DIRECTIVE |
Revise the data so that "Bibbulmun Track" reads "Walking Trail" wherever it occurs, leaving everything else unchanged.

DATASET ROWS |
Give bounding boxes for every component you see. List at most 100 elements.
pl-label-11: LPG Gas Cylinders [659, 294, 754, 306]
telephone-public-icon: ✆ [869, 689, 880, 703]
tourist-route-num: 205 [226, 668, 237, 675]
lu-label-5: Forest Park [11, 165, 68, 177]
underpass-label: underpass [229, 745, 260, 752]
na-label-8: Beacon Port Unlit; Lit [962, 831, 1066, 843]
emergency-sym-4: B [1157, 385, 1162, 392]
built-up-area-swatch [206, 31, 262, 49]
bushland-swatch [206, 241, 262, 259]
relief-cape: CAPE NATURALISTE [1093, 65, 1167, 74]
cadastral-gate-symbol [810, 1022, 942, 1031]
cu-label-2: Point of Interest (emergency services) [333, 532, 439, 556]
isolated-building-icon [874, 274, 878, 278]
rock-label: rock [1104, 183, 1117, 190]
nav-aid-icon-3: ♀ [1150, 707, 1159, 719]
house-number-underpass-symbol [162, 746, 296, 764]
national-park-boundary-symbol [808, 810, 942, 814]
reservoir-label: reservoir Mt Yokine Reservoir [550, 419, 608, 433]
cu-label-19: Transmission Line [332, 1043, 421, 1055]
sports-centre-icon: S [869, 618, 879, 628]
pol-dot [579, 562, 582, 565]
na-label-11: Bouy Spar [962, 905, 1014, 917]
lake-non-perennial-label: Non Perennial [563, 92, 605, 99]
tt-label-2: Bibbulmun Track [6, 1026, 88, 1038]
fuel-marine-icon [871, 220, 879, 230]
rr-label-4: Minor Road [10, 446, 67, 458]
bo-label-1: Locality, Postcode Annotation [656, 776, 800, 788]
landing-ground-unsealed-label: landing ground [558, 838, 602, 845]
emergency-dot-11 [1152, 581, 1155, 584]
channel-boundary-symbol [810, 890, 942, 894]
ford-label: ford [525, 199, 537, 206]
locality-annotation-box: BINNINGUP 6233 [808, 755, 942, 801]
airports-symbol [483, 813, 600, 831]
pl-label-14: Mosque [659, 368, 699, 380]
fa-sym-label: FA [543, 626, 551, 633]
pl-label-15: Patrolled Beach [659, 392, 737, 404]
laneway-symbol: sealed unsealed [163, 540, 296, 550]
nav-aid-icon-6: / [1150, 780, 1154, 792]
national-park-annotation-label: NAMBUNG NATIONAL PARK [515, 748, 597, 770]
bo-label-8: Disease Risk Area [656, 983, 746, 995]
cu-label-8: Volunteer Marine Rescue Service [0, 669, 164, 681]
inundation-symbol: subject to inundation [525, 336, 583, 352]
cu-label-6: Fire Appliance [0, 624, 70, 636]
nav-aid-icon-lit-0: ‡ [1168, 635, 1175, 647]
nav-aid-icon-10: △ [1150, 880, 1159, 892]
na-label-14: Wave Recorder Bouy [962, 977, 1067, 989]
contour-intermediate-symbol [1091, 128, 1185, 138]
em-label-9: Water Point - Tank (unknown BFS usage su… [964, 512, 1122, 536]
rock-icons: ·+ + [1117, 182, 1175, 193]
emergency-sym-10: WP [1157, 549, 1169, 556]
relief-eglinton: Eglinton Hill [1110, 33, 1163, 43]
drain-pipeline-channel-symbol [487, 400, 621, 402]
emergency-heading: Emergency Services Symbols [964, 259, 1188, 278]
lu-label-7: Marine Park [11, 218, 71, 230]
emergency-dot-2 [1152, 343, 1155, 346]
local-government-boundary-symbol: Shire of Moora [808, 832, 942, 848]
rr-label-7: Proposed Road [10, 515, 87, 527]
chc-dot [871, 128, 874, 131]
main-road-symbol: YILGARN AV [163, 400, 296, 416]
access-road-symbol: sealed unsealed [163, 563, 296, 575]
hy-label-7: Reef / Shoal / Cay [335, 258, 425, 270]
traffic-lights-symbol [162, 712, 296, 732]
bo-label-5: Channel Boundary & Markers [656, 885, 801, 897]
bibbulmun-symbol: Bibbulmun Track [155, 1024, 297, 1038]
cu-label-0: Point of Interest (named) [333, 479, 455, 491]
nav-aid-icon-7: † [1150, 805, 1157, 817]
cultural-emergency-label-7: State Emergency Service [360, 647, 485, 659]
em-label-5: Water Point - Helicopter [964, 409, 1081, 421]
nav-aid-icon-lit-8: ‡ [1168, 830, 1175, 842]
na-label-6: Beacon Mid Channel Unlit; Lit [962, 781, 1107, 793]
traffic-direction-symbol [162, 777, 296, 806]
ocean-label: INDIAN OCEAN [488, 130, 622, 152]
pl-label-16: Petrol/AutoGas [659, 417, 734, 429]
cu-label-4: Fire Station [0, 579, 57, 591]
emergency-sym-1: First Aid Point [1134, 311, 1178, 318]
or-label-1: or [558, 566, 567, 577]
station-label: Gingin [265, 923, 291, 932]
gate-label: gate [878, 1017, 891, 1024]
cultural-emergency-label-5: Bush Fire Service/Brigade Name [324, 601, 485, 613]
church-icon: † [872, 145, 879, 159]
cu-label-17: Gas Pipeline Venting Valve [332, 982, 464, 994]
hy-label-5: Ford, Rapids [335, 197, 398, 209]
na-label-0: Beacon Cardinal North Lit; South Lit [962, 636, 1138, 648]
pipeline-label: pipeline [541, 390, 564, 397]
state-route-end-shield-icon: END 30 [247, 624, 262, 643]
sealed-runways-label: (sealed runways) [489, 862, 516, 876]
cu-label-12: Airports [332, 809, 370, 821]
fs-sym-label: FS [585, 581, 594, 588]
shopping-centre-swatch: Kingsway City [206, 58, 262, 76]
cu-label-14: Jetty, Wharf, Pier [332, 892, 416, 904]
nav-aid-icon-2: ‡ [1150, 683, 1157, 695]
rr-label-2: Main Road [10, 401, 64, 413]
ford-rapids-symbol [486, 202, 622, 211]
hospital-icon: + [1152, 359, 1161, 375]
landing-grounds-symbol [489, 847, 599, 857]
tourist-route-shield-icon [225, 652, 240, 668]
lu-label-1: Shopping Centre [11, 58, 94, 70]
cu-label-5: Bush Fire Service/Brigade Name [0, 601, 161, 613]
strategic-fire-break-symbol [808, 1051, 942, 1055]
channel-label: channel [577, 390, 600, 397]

RESULT OF THIS TASK |
Give bounding boxes for every component you see. List at most 100 elements.
pl-label-11: LPG Gas Cylinders [659, 294, 754, 306]
telephone-public-icon: ✆ [869, 689, 880, 703]
tourist-route-num: 205 [226, 668, 237, 675]
lu-label-5: Forest Park [11, 165, 68, 177]
underpass-label: underpass [229, 745, 260, 752]
na-label-8: Beacon Port Unlit; Lit [962, 831, 1066, 843]
emergency-sym-4: B [1157, 385, 1162, 392]
built-up-area-swatch [206, 31, 262, 49]
bushland-swatch [206, 241, 262, 259]
relief-cape: CAPE NATURALISTE [1093, 65, 1167, 74]
cadastral-gate-symbol [810, 1022, 942, 1031]
cu-label-2: Point of Interest (emergency services) [333, 532, 439, 556]
isolated-building-icon [874, 274, 878, 278]
rock-label: rock [1104, 183, 1117, 190]
nav-aid-icon-3: ♀ [1150, 707, 1159, 719]
house-number-underpass-symbol [162, 746, 296, 764]
national-park-boundary-symbol [808, 810, 942, 814]
reservoir-label: reservoir Mt Yokine Reservoir [550, 419, 608, 433]
cu-label-19: Transmission Line [332, 1043, 421, 1055]
sports-centre-icon: S [869, 618, 879, 628]
pol-dot [579, 562, 582, 565]
na-label-11: Bouy Spar [962, 905, 1014, 917]
lake-non-perennial-label: Non Perennial [563, 92, 605, 99]
tt-label-2: Walking Trail [6, 1026, 88, 1038]
fuel-marine-icon [871, 220, 879, 230]
rr-label-4: Minor Road [10, 446, 67, 458]
bo-label-1: Locality, Postcode Annotation [656, 776, 800, 788]
landing-ground-unsealed-label: landing ground [558, 838, 602, 845]
emergency-dot-11 [1152, 581, 1155, 584]
channel-boundary-symbol [810, 890, 942, 894]
ford-label: ford [525, 199, 537, 206]
locality-annotation-box: BINNINGUP 6233 [808, 755, 942, 801]
airports-symbol [483, 813, 600, 831]
pl-label-14: Mosque [659, 368, 699, 380]
fa-sym-label: FA [543, 626, 551, 633]
pl-label-15: Patrolled Beach [659, 392, 737, 404]
laneway-symbol: sealed unsealed [163, 540, 296, 550]
nav-aid-icon-6: / [1150, 780, 1154, 792]
national-park-annotation-label: NAMBUNG NATIONAL PARK [515, 748, 597, 770]
bo-label-8: Disease Risk Area [656, 983, 746, 995]
cu-label-8: Volunteer Marine Rescue Service [0, 669, 164, 681]
inundation-symbol: subject to inundation [525, 336, 583, 352]
cu-label-6: Fire Appliance [0, 624, 70, 636]
nav-aid-icon-lit-0: ‡ [1168, 635, 1175, 647]
nav-aid-icon-10: △ [1150, 880, 1159, 892]
na-label-14: Wave Recorder Bouy [962, 977, 1067, 989]
contour-intermediate-symbol [1091, 128, 1185, 138]
em-label-9: Water Point - Tank (unknown BFS usage su… [964, 512, 1122, 536]
rock-icons: ·+ + [1117, 182, 1175, 193]
emergency-sym-10: WP [1157, 549, 1169, 556]
relief-eglinton: Eglinton Hill [1110, 33, 1163, 43]
drain-pipeline-channel-symbol [487, 400, 621, 402]
emergency-heading: Emergency Services Symbols [964, 259, 1188, 278]
lu-label-7: Marine Park [11, 218, 71, 230]
emergency-dot-2 [1152, 343, 1155, 346]
local-government-boundary-symbol: Shire of Moora [808, 832, 942, 848]
rr-label-7: Proposed Road [10, 515, 87, 527]
chc-dot [871, 128, 874, 131]
main-road-symbol: YILGARN AV [163, 400, 296, 416]
access-road-symbol: sealed unsealed [163, 563, 296, 575]
hy-label-7: Reef / Shoal / Cay [335, 258, 425, 270]
traffic-lights-symbol [162, 712, 296, 732]
bo-label-5: Channel Boundary & Markers [656, 885, 801, 897]
bibbulmun-symbol: Walking Trail [155, 1024, 297, 1038]
cu-label-0: Point of Interest (named) [333, 479, 455, 491]
nav-aid-icon-7: † [1150, 805, 1157, 817]
cultural-emergency-label-7: State Emergency Service [360, 647, 485, 659]
em-label-5: Water Point - Helicopter [964, 409, 1081, 421]
nav-aid-icon-lit-8: ‡ [1168, 830, 1175, 842]
na-label-6: Beacon Mid Channel Unlit; Lit [962, 781, 1107, 793]
traffic-direction-symbol [162, 777, 296, 806]
ocean-label: INDIAN OCEAN [488, 130, 622, 152]
pl-label-16: Petrol/AutoGas [659, 417, 734, 429]
cu-label-4: Fire Station [0, 579, 57, 591]
emergency-sym-1: First Aid Point [1134, 311, 1178, 318]
or-label-1: or [558, 566, 567, 577]
station-label: Gingin [265, 923, 291, 932]
gate-label: gate [878, 1017, 891, 1024]
cultural-emergency-label-5: Bush Fire Service/Brigade Name [324, 601, 485, 613]
church-icon: † [872, 145, 879, 159]
cu-label-17: Gas Pipeline Venting Valve [332, 982, 464, 994]
hy-label-5: Ford, Rapids [335, 197, 398, 209]
na-label-0: Beacon Cardinal North Lit; South Lit [962, 636, 1138, 648]
pipeline-label: pipeline [541, 390, 564, 397]
state-route-end-shield-icon: END 30 [247, 624, 262, 643]
sealed-runways-label: (sealed runways) [489, 862, 516, 876]
cu-label-12: Airports [332, 809, 370, 821]
fs-sym-label: FS [585, 581, 594, 588]
shopping-centre-swatch: Kingsway City [206, 58, 262, 76]
cu-label-14: Jetty, Wharf, Pier [332, 892, 416, 904]
nav-aid-icon-2: ‡ [1150, 683, 1157, 695]
rr-label-2: Main Road [10, 401, 64, 413]
ford-rapids-symbol [486, 202, 622, 211]
hospital-icon: + [1152, 359, 1161, 375]
landing-grounds-symbol [489, 847, 599, 857]
tourist-route-shield-icon [225, 652, 240, 668]
lu-label-1: Shopping Centre [11, 58, 94, 70]
cu-label-5: Bush Fire Service/Brigade Name [0, 601, 161, 613]
strategic-fire-break-symbol [808, 1051, 942, 1055]
channel-label: channel [577, 390, 600, 397]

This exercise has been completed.